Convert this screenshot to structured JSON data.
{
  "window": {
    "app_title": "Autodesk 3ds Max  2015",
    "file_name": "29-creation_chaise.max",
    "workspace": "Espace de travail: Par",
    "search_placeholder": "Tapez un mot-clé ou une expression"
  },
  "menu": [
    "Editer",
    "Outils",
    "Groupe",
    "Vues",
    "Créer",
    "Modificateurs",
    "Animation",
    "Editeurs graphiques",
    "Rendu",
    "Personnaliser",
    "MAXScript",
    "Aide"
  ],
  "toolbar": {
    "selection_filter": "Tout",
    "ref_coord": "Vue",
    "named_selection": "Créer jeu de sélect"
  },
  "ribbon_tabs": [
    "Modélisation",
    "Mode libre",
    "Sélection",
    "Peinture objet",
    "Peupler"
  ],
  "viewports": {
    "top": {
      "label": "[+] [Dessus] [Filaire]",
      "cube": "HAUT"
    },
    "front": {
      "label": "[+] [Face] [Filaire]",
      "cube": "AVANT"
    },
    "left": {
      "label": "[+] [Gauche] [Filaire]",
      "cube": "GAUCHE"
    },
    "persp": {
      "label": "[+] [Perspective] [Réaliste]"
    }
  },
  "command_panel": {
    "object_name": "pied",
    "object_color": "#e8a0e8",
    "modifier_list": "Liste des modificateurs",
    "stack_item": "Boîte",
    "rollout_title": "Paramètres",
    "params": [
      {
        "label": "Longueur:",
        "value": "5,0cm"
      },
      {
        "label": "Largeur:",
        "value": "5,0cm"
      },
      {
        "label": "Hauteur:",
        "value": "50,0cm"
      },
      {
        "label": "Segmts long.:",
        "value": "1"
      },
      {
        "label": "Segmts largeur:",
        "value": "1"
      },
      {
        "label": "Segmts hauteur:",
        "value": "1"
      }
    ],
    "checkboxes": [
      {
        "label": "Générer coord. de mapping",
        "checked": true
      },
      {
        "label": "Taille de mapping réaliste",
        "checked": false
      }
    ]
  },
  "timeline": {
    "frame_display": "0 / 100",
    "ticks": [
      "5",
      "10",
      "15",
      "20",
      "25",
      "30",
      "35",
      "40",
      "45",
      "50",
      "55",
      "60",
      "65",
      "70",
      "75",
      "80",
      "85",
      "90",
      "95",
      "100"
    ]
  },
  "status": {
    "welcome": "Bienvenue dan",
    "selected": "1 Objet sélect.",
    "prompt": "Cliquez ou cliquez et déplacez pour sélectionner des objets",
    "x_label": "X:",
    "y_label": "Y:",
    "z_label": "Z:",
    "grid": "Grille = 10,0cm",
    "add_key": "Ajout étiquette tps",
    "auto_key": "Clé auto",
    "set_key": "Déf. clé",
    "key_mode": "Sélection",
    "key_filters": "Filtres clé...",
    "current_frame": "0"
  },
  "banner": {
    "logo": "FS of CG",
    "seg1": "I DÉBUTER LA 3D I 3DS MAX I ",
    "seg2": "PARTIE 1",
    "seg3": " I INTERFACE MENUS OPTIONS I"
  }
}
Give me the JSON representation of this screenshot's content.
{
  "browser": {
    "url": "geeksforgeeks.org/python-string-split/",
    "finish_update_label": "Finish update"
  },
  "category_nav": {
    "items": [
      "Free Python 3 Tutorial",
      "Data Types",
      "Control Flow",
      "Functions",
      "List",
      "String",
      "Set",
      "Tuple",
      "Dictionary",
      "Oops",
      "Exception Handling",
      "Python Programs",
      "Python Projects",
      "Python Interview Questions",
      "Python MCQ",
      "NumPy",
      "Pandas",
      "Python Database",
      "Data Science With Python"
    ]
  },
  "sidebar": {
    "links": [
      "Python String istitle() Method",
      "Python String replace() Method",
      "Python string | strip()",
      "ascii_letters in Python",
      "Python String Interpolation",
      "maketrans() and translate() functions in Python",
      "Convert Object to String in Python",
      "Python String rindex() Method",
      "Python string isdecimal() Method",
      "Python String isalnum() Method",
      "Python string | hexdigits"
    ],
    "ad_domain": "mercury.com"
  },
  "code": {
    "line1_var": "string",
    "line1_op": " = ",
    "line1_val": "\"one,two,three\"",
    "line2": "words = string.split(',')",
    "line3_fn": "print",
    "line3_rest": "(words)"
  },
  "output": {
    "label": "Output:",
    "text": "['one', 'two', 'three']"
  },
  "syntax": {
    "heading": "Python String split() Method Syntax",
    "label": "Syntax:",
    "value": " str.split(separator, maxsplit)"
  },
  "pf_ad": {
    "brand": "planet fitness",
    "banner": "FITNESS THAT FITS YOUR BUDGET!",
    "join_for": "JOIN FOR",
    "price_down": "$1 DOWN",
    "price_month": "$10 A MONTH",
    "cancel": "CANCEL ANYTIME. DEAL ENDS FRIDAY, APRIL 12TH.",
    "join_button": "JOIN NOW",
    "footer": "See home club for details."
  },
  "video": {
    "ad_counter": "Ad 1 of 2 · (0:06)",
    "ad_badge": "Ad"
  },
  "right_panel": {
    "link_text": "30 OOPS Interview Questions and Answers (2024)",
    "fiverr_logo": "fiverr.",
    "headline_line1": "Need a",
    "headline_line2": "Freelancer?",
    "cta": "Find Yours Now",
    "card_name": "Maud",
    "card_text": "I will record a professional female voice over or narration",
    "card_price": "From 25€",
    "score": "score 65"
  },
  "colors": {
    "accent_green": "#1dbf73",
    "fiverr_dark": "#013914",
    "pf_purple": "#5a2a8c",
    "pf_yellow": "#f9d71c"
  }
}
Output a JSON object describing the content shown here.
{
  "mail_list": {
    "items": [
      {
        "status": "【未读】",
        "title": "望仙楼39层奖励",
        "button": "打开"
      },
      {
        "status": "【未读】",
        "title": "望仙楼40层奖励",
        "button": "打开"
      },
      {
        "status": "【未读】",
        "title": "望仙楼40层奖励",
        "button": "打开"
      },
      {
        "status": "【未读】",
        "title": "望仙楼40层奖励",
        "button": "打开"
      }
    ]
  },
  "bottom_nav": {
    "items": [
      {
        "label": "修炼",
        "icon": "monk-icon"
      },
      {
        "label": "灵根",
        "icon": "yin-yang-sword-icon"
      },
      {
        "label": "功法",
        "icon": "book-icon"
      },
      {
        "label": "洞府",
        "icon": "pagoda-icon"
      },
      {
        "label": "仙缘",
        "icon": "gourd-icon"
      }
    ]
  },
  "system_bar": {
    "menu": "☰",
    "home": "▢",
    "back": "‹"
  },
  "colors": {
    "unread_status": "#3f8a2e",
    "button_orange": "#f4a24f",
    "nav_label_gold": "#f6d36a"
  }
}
________________
> _Task_: Work out how many lines of the data above hold the word "mapping", and write only the count.

> _Task answer_: 2